Data lines:
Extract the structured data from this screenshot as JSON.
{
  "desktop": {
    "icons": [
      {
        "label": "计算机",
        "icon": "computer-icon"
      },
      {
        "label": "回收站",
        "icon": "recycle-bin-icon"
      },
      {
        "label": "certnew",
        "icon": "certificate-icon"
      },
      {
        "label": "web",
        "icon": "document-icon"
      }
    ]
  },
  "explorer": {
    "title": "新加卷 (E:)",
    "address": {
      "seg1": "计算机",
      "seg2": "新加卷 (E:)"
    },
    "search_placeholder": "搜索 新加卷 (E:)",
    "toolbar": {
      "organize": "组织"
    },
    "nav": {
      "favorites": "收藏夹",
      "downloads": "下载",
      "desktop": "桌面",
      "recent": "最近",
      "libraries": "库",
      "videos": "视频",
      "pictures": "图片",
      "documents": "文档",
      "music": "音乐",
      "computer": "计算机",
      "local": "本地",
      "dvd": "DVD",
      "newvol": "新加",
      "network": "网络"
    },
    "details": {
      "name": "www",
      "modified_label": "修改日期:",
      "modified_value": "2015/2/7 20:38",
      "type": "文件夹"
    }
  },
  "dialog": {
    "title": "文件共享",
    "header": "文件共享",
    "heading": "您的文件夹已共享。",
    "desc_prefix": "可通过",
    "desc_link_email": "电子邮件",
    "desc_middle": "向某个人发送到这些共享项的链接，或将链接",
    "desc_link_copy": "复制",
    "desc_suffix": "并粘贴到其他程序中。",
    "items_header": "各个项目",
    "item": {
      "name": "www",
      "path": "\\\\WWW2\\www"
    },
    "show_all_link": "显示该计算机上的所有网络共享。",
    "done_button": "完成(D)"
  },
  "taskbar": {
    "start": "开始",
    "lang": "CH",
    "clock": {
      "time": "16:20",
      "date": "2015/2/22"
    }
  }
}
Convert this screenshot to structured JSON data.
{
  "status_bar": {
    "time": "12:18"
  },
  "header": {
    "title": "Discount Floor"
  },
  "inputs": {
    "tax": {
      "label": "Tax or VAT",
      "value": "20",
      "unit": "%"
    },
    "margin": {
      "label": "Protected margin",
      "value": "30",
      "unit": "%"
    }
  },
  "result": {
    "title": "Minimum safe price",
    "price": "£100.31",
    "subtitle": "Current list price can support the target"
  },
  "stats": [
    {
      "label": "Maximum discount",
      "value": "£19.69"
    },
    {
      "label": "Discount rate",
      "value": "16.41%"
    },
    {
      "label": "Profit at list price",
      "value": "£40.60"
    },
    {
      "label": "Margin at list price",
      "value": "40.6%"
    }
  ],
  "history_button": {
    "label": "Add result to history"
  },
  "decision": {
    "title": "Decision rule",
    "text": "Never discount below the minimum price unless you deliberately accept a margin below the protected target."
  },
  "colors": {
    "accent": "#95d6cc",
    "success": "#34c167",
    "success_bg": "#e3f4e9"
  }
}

What you will do:
Which lines hold the word "screenshot"? Copy all of them.

Solution for this problem:
Extract the structured data from this screenshot as JSON.
Convert this screenshot to structured JSON data.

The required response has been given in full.